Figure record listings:

═══

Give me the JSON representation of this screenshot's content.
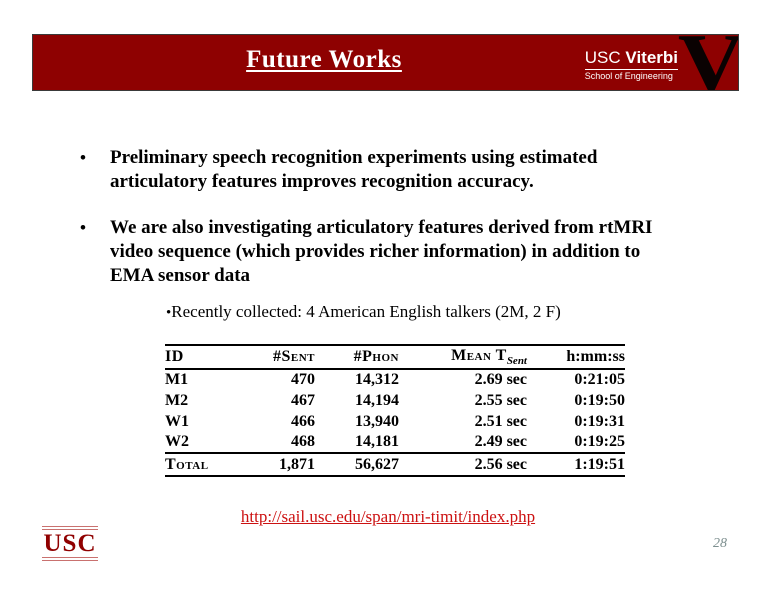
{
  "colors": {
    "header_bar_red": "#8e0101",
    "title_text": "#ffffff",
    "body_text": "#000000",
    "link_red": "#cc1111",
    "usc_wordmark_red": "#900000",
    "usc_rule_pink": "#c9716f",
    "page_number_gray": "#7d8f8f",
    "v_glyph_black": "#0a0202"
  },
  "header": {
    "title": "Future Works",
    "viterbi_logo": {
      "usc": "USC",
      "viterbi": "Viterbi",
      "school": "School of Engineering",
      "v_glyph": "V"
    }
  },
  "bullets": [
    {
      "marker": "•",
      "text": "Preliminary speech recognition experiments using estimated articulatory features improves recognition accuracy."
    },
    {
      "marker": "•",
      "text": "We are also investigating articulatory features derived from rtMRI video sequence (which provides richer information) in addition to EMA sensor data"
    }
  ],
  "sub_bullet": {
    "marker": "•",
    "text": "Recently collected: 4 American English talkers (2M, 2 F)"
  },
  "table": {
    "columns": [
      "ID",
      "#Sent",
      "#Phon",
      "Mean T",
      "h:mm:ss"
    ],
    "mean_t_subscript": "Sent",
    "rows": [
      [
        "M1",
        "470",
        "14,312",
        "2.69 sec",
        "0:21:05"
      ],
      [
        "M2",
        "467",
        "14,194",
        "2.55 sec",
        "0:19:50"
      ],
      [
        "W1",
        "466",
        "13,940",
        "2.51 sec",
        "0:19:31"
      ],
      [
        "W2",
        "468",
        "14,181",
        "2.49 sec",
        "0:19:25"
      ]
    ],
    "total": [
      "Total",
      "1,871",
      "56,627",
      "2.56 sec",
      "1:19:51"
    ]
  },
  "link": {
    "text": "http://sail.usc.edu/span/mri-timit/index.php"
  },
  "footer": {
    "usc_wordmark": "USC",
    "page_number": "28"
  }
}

═══

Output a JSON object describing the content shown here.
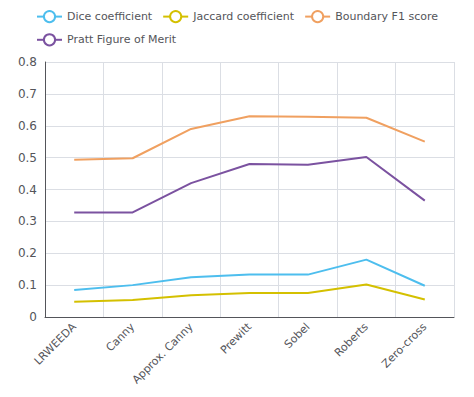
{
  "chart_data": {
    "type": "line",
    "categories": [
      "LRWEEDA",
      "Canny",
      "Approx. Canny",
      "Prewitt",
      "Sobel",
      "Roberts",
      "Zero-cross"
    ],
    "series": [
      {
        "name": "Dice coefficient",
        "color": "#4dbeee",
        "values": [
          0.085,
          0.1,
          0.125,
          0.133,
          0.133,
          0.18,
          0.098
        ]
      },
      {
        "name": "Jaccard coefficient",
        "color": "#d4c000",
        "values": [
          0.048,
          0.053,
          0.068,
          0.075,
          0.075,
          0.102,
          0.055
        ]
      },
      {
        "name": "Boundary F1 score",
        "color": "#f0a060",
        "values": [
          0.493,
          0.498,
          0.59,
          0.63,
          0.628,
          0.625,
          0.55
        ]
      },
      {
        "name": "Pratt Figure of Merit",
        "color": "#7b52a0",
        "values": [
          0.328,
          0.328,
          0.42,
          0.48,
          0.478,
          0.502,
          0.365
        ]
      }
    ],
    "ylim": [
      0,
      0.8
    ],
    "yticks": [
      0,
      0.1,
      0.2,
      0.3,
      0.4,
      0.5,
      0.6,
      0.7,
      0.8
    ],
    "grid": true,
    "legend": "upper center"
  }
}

═══

Output a single number: how many lines contain the word "content".

2